PROMPT: Pictures within the data are to be left out; everything else must be reproduced exactly.

DATA:

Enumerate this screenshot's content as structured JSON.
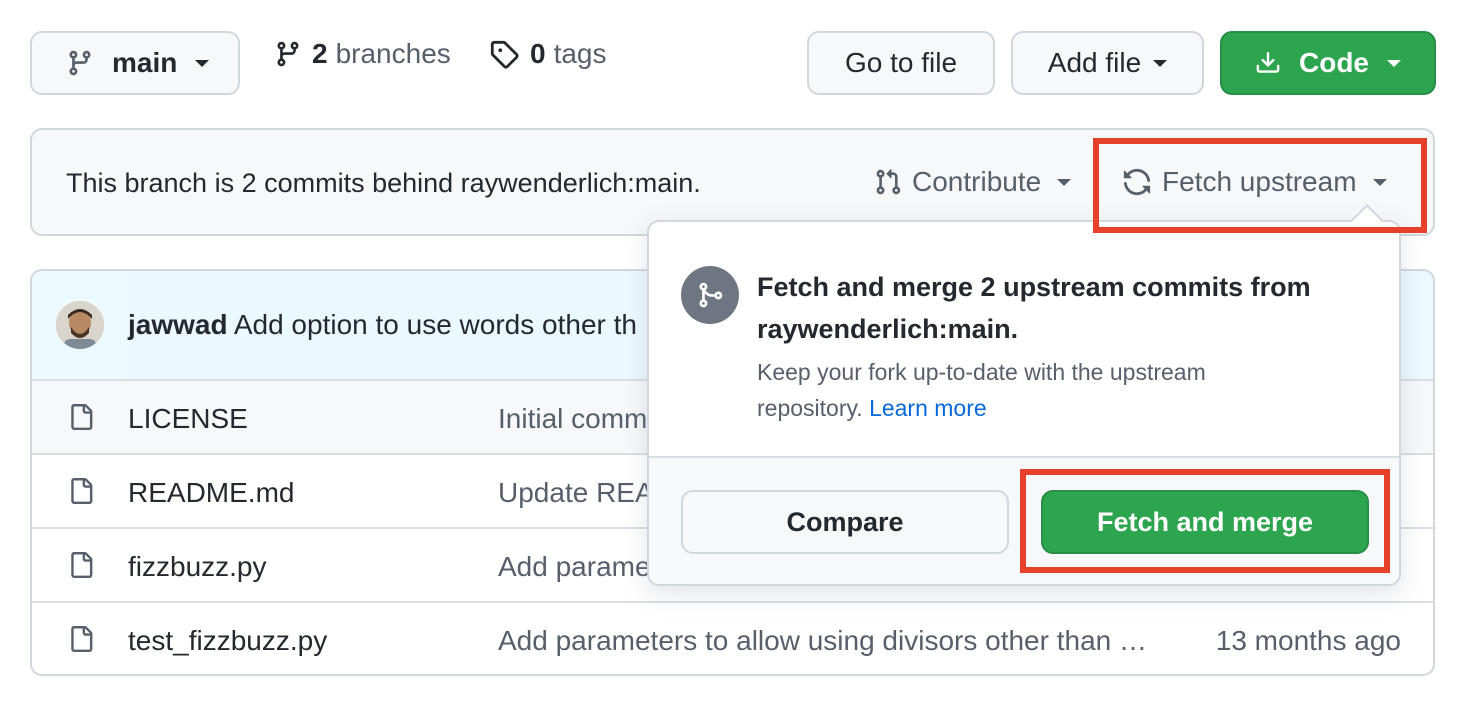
{
  "toolbar": {
    "branch_button": "main",
    "branches_count": "2",
    "branches_label": "branches",
    "tags_count": "0",
    "tags_label": "tags",
    "go_to_file": "Go to file",
    "add_file": "Add file",
    "code": "Code"
  },
  "banner": {
    "text": "This branch is 2 commits behind raywenderlich:main.",
    "contribute": "Contribute",
    "fetch_upstream": "Fetch upstream"
  },
  "latest_commit": {
    "author": "jawwad",
    "message": "Add option to use words other th"
  },
  "files": [
    {
      "name": "LICENSE",
      "message": "Initial comm",
      "age": ""
    },
    {
      "name": "README.md",
      "message": "Update REA",
      "age": ""
    },
    {
      "name": "fizzbuzz.py",
      "message": "Add parame",
      "age": ""
    },
    {
      "name": "test_fizzbuzz.py",
      "message": "Add parameters to allow using divisors other than …",
      "age": "13 months ago"
    }
  ],
  "popover": {
    "title_line1": "Fetch and merge 2 upstream commits from",
    "title_line2": "raywenderlich:main.",
    "desc_line1": "Keep your fork up-to-date with the upstream",
    "desc_line2": "repository.",
    "learn_more": "Learn more",
    "compare": "Compare",
    "fetch_and_merge": "Fetch and merge"
  },
  "colors": {
    "primary_green": "#2da44e",
    "highlight_red": "#e8412b",
    "link_blue": "#0969da"
  }
}
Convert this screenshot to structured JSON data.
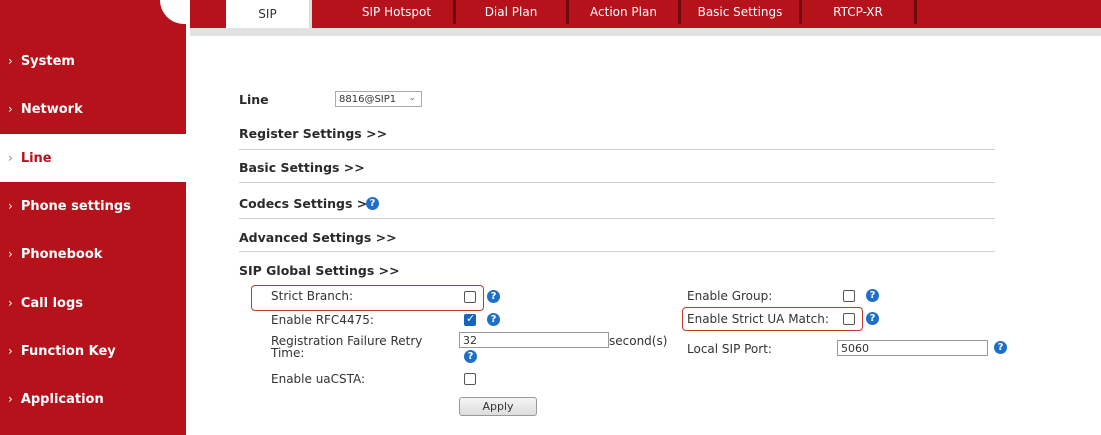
{
  "tabs": [
    "SIP",
    "SIP Hotspot",
    "Dial Plan",
    "Action Plan",
    "Basic Settings",
    "RTCP-XR"
  ],
  "sidebar": {
    "items": [
      "System",
      "Network",
      "Line",
      "Phone settings",
      "Phonebook",
      "Call logs",
      "Function Key",
      "Application"
    ],
    "active": "Line"
  },
  "line": {
    "label": "Line",
    "value": "8816@SIP1"
  },
  "sections": [
    "Register Settings >>",
    "Basic Settings >>",
    "Codecs Settings >>",
    "Advanced Settings >>",
    "SIP Global Settings >>"
  ],
  "fields": {
    "strict_branch": "Strict Branch:",
    "enable_rfc4475": "Enable RFC4475:",
    "reg_retry": "Registration Failure Retry Time:",
    "reg_retry_value": "32",
    "reg_retry_unit": "second(s)",
    "enable_uacsta": "Enable uaCSTA:",
    "enable_group": "Enable Group:",
    "enable_strict_ua": "Enable Strict UA Match:",
    "local_sip_port": "Local SIP Port:",
    "local_sip_port_value": "5060"
  },
  "apply_label": "Apply",
  "colors": {
    "brand": "#b5121b",
    "help": "#1e6fc9"
  }
}
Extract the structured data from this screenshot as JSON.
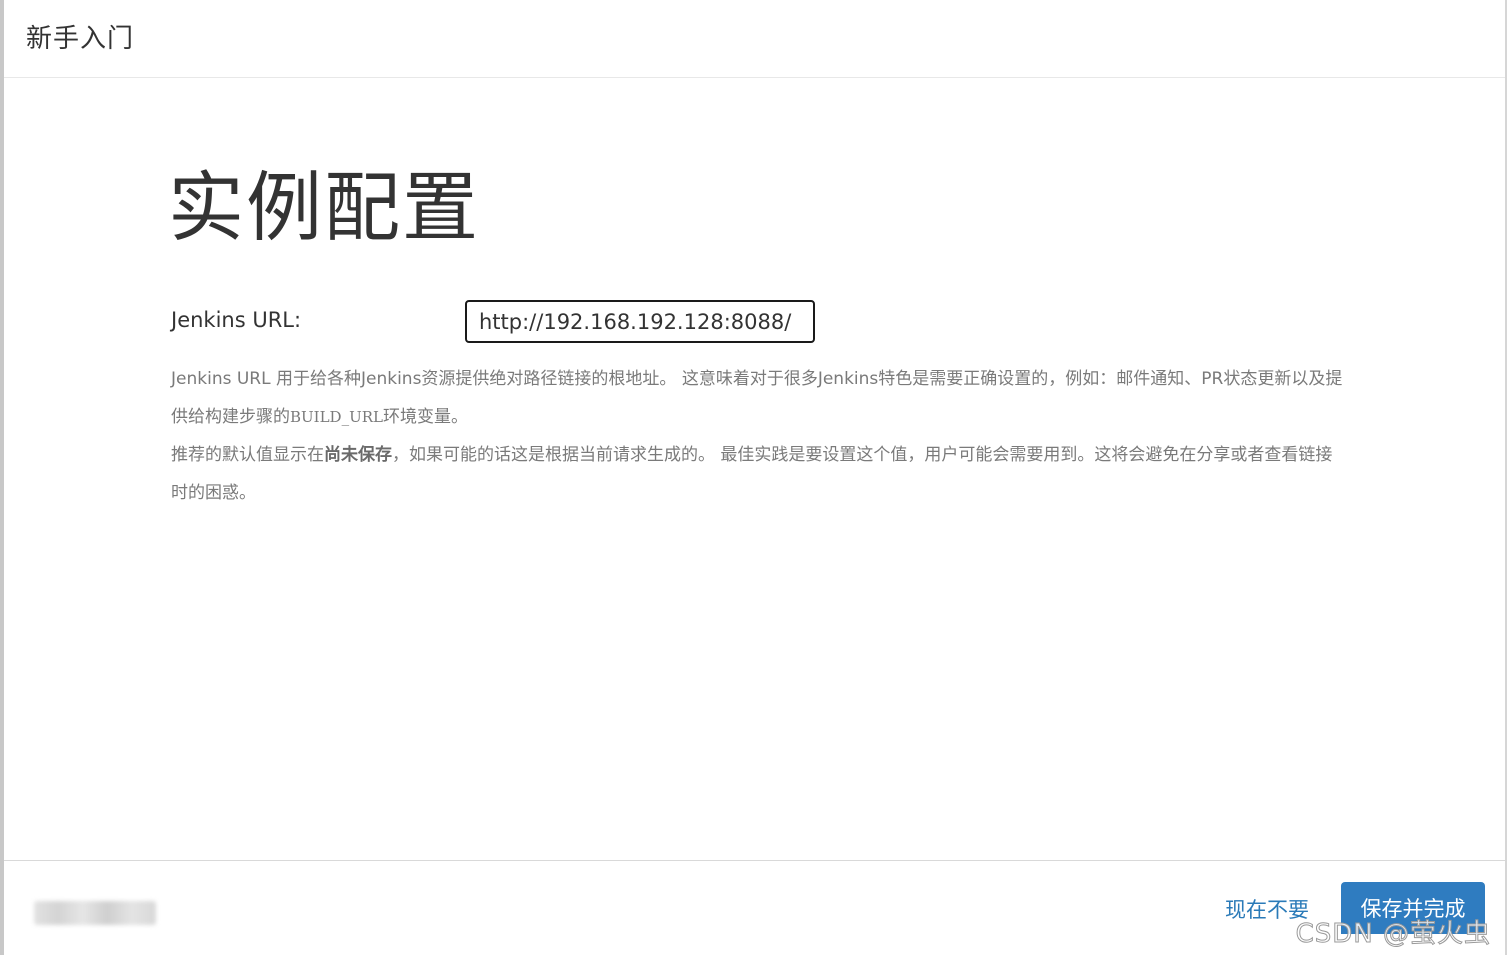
{
  "header": {
    "title": "新手入门"
  },
  "main": {
    "title": "实例配置",
    "url_label": "Jenkins URL:",
    "url_value": "http://192.168.192.128:8088/",
    "help": {
      "line1_a": "Jenkins URL 用于给各种Jenkins资源提供绝对路径链接的根地址。 这意味着对于很多Jenkins特色是需要正确设置的，例如：邮件通知、PR状态更新以及提供给构建步骤的",
      "line1_code": "BUILD_URL",
      "line1_b": "环境变量。",
      "line2_a": "推荐的默认值显示在",
      "line2_strong": "尚未保存",
      "line2_b": "，如果可能的话这是根据当前请求生成的。 最佳实践是要设置这个值，用户可能会需要用到。这将会避免在分享或者查看链接时的困惑。"
    }
  },
  "footer": {
    "skip_label": "现在不要",
    "save_label": "保存并完成",
    "watermark": "CSDN @萤火虫"
  },
  "colors": {
    "primary_button": "#2f7cc0",
    "link": "#2a7ab8",
    "help_text": "#7a7a7a"
  }
}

THE ANSWER:
Enumerate this screenshot's content as structured JSON.
{
  "toolbar": {
    "branch_button": "main",
    "branches_count": "2",
    "branches_label": "branches",
    "tags_count": "0",
    "tags_label": "tags",
    "go_to_file": "Go to file",
    "add_file": "Add file",
    "code": "Code"
  },
  "banner": {
    "text": "This branch is 2 commits behind raywenderlich:main.",
    "contribute": "Contribute",
    "fetch_upstream": "Fetch upstream"
  },
  "latest_commit": {
    "author": "jawwad",
    "message": "Add option to use words other th"
  },
  "files": [
    {
      "name": "LICENSE",
      "message": "Initial comm",
      "age": ""
    },
    {
      "name": "README.md",
      "message": "Update REA",
      "age": ""
    },
    {
      "name": "fizzbuzz.py",
      "message": "Add parame",
      "age": ""
    },
    {
      "name": "test_fizzbuzz.py",
      "message": "Add parameters to allow using divisors other than …",
      "age": "13 months ago"
    }
  ],
  "popover": {
    "title_line1": "Fetch and merge 2 upstream commits from",
    "title_line2": "raywenderlich:main.",
    "desc_line1": "Keep your fork up-to-date with the upstream",
    "desc_line2": "repository.",
    "learn_more": "Learn more",
    "compare": "Compare",
    "fetch_and_merge": "Fetch and merge"
  },
  "colors": {
    "primary_green": "#2da44e",
    "highlight_red": "#e8412b",
    "link_blue": "#0969da"
  }
}
Convert this screenshot to structured JSON data.
{
  "tabs": [
    "SIP",
    "SIP Hotspot",
    "Dial Plan",
    "Action Plan",
    "Basic Settings",
    "RTCP-XR"
  ],
  "sidebar": {
    "items": [
      "System",
      "Network",
      "Line",
      "Phone settings",
      "Phonebook",
      "Call logs",
      "Function Key",
      "Application"
    ],
    "active": "Line"
  },
  "line": {
    "label": "Line",
    "value": "8816@SIP1"
  },
  "sections": [
    "Register Settings >>",
    "Basic Settings >>",
    "Codecs Settings >>",
    "Advanced Settings >>",
    "SIP Global Settings >>"
  ],
  "fields": {
    "strict_branch": "Strict Branch:",
    "enable_rfc4475": "Enable RFC4475:",
    "reg_retry": "Registration Failure Retry Time:",
    "reg_retry_value": "32",
    "reg_retry_unit": "second(s)",
    "enable_uacsta": "Enable uaCSTA:",
    "enable_group": "Enable Group:",
    "enable_strict_ua": "Enable Strict UA Match:",
    "local_sip_port": "Local SIP Port:",
    "local_sip_port_value": "5060"
  },
  "apply_label": "Apply",
  "colors": {
    "brand": "#b5121b",
    "help": "#1e6fc9"
  }
}
Extract the structured data from this screenshot as JSON.
{
  "header": {
    "title": "新手入门"
  },
  "main": {
    "title": "实例配置",
    "url_label": "Jenkins URL:",
    "url_value": "http://192.168.192.128:8088/",
    "help": {
      "line1_a": "Jenkins URL 用于给各种Jenkins资源提供绝对路径链接的根地址。 这意味着对于很多Jenkins特色是需要正确设置的，例如：邮件通知、PR状态更新以及提供给构建步骤的",
      "line1_code": "BUILD_URL",
      "line1_b": "环境变量。",
      "line2_a": "推荐的默认值显示在",
      "line2_strong": "尚未保存",
      "line2_b": "，如果可能的话这是根据当前请求生成的。 最佳实践是要设置这个值，用户可能会需要用到。这将会避免在分享或者查看链接时的困惑。"
    }
  },
  "footer": {
    "skip_label": "现在不要",
    "save_label": "保存并完成",
    "watermark": "CSDN @萤火虫"
  },
  "colors": {
    "primary_button": "#2f7cc0",
    "link": "#2a7ab8",
    "help_text": "#7a7a7a"
  }
}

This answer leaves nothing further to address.